> _WRITTEN TASK_
Find the line that contains "Transcribe the text in this document." in the entries below. Restate it and every line after it, word for word, with no pictures.

-- start --

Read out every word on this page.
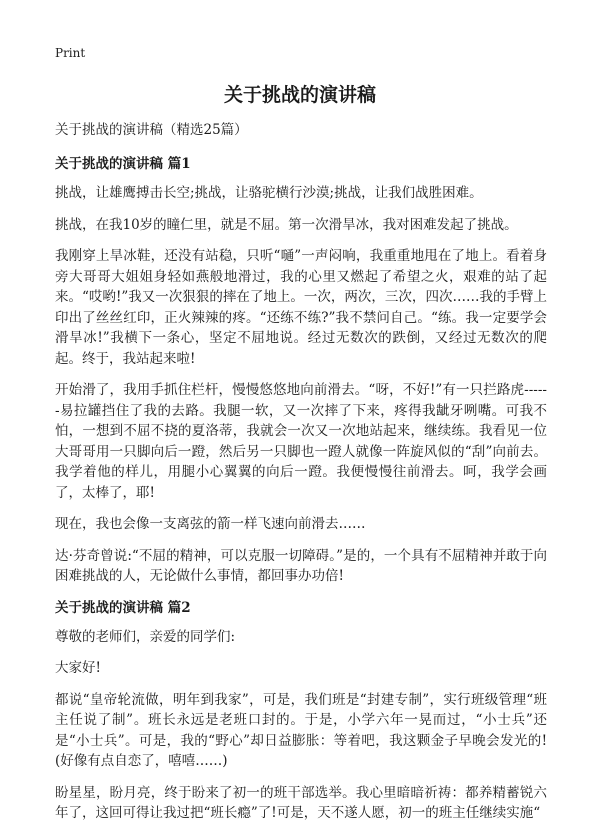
Print
关于挑战的演讲稿
关于挑战的演讲稿（精选25篇）
关于挑战的演讲稿 篇1

挑战，让雄鹰搏击长空;挑战，让骆驼横行沙漠;挑战，让我们战胜困难。

挑战，在我10岁的瞳仁里，就是不屈。第一次滑旱冰，我对困难发起了挑战。

我刚穿上旱冰鞋，还没有站稳，只听“嗵”一声闷响，我重重地甩在了地上。看着身旁大哥哥大姐姐身轻如燕般地滑过，我的心里又燃起了希望之火，艰难的站了起来。“哎哟!”我又一次狠狠的摔在了地上。一次，两次，三次，四次……我的手臂上印出了丝丝红印，正火辣辣的疼。“还练不练?”我不禁问自己。“练。我一定要学会滑旱冰!”我横下一条心，坚定不屈地说。经过无数次的跌倒，又经过无数次的爬起。终于，我站起来啦!

开始滑了，我用手抓住栏杆，慢慢悠悠地向前滑去。“呀，不好!”有一只拦路虎------易拉罐挡住了我的去路。我腿一软，又一次摔了下来，疼得我龇牙咧嘴。可我不怕，一想到不屈不挠的夏洛蒂，我就会一次又一次地站起来，继续练。我看见一位大哥哥用一只脚向后一蹬，然后另一只脚也一蹬人就像一阵旋风似的“刮”向前去。我学着他的样儿，用腿小心翼翼的向后一蹬。我便慢慢往前滑去。呵，我学会画了，太棒了，耶!

现在，我也会像一支离弦的箭一样飞速向前滑去……

达·芬奇曾说:“不屈的精神，可以克服一切障碍。”是的，一个具有不屈精神并敢于向困难挑战的人，无论做什么事情，都回事办功倍!

关于挑战的演讲稿 篇2

尊敬的老师们，亲爱的同学们:

大家好!

都说“皇帝轮流做，明年到我家”，可是，我们班是“封建专制”，实行班级管理“班主任说了制”。班长永远是老班口封的。于是，小学六年一晃而过，“小士兵”还是“小士兵”。可是，我的“野心”却日益膨胀：等着吧，我这颗金子早晚会发光的!(好像有点自恋了，嘻嘻……)

盼星星，盼月亮，终于盼来了初一的班干部选举。我心里暗暗祈祷：都养精蓄锐六年了，这回可得让我过把“班长瘾”了!可是，天不遂人愿，初一的班主任继续实施“
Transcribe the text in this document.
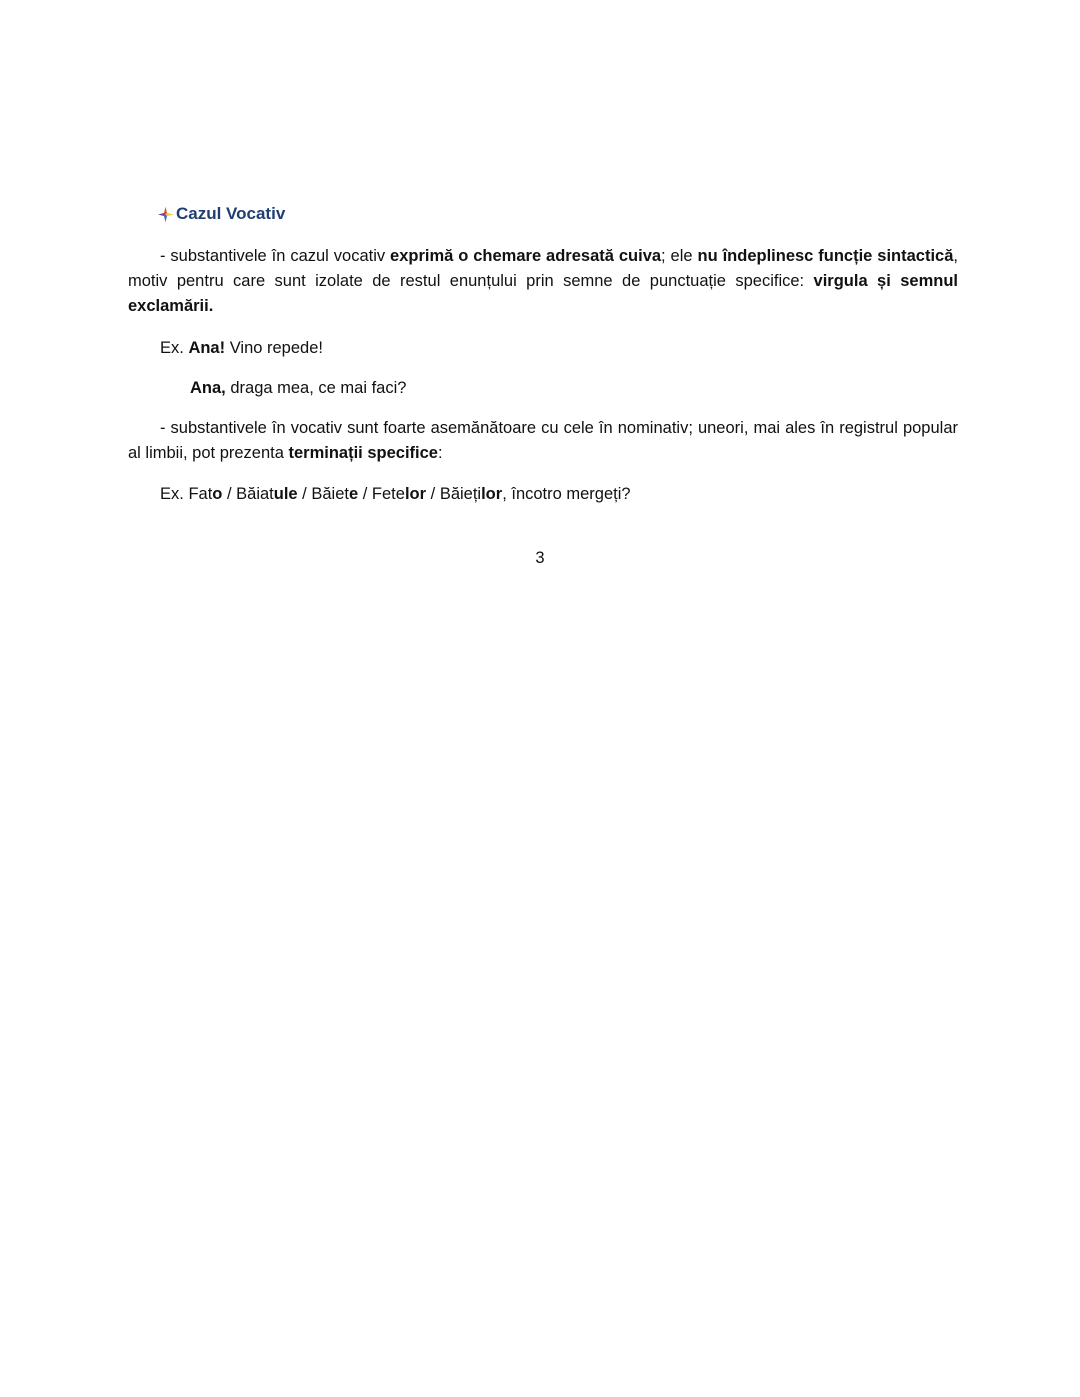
Cazul Vocativ
- substantivele în cazul vocativ exprimă o chemare adresată cuiva; ele nu îndeplinesc funcție sintactică, motiv pentru care sunt izolate de restul enunțului prin semne de punctuație specifice: virgula și semnul exclamării.
Ex. Ana! Vino repede!
Ana, draga mea, ce mai faci?
- substantivele în vocativ sunt foarte asemănătoare cu cele în nominativ; uneori, mai ales în registrul popular al limbii, pot prezenta terminații specifice:
Ex. Fato / Băiatule / Băiete / Fetelor / Băieților, încotro mergeți?
3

-- end --

> _FINAL ANSWER_
Transcribe the text in this document.
Cazul Vocativ
- substantivele în cazul vocativ exprimă o chemare adresată cuiva; ele nu îndeplinesc funcție sintactică, motiv pentru care sunt izolate de restul enunțului prin semne de punctuație specifice: virgula și semnul exclamării.
Ex. Ana! Vino repede!
Ana, draga mea, ce mai faci?
- substantivele în vocativ sunt foarte asemănătoare cu cele în nominativ; uneori, mai ales în registrul popular al limbii, pot prezenta terminații specifice:
Ex. Fato / Băiatule / Băiete / Fetelor / Băieților, încotro mergeți?
3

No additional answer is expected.